## STATED EXERCISE
Each entry below is to be printed verbatim.
++++++++++++++++++++
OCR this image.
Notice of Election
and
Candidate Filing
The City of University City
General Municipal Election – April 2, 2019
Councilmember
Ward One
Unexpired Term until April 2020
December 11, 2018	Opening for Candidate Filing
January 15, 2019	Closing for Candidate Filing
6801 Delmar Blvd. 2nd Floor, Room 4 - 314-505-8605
++++++++++++++++++++
## FULL SOLUTION
OCR this image.
Notice of Election
and
Candidate Filing
The City of University City
General Municipal Election – April 2, 2019
Councilmember
Ward One
Unexpired Term until April 2020
December 11, 2018	Opening for Candidate Filing
January 15, 2019	Closing for Candidate Filing
6801 Delmar Blvd. 2nd Floor, Room 4 - 314-505-8605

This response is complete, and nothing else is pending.